>> BEGIN Data records

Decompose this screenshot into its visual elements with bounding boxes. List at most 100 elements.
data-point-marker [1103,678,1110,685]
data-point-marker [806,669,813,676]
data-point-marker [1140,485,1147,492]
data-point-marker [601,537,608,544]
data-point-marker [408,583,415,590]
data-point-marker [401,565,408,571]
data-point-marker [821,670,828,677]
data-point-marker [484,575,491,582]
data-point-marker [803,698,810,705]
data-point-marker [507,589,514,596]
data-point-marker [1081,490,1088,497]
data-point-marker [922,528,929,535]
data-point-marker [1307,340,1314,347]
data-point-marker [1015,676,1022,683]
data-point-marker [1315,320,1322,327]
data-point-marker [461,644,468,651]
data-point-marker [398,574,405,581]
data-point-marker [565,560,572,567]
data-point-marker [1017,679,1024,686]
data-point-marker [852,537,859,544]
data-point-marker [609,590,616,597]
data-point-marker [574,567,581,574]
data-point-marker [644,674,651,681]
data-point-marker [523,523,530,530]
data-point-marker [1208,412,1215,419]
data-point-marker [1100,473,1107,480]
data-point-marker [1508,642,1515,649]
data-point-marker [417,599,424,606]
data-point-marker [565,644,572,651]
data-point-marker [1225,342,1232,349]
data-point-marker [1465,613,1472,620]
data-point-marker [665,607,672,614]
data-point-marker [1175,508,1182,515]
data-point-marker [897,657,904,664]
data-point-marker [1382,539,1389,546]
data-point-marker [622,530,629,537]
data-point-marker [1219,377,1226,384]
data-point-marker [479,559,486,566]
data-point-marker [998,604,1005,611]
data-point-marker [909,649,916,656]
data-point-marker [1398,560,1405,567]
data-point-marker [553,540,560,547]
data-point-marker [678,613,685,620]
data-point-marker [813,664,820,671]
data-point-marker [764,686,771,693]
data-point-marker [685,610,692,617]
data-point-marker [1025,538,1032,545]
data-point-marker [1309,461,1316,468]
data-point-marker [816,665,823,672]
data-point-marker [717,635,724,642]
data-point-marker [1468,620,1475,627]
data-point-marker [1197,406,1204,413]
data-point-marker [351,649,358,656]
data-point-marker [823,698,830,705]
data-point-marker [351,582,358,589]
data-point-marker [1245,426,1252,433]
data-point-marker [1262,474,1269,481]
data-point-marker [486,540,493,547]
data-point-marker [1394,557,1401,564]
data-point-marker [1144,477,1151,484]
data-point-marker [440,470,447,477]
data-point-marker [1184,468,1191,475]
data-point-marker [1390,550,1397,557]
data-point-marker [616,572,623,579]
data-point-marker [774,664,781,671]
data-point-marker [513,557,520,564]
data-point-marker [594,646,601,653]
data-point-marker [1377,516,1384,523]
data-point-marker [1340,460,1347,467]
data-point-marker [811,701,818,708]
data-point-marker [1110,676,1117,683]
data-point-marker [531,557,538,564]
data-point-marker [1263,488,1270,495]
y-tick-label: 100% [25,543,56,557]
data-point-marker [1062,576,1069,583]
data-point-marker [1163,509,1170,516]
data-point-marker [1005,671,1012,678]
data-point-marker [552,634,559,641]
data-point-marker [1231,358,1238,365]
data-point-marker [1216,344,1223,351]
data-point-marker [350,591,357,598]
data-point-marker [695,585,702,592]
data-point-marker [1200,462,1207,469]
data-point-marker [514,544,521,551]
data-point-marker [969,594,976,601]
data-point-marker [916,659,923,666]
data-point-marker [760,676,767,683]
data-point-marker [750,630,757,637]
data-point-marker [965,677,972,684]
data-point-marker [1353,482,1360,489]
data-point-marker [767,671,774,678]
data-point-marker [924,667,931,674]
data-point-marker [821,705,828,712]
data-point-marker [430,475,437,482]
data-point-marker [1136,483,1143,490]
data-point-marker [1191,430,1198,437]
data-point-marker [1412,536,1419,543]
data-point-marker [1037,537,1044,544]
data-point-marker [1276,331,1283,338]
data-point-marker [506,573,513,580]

>> END Data records

# [Directions]
Extract every line of the records that contains the string "List", matching case exactly.

# [Task solution]
Decompose this screenshot into its visual elements with bounding boxes. List at most 100 elements.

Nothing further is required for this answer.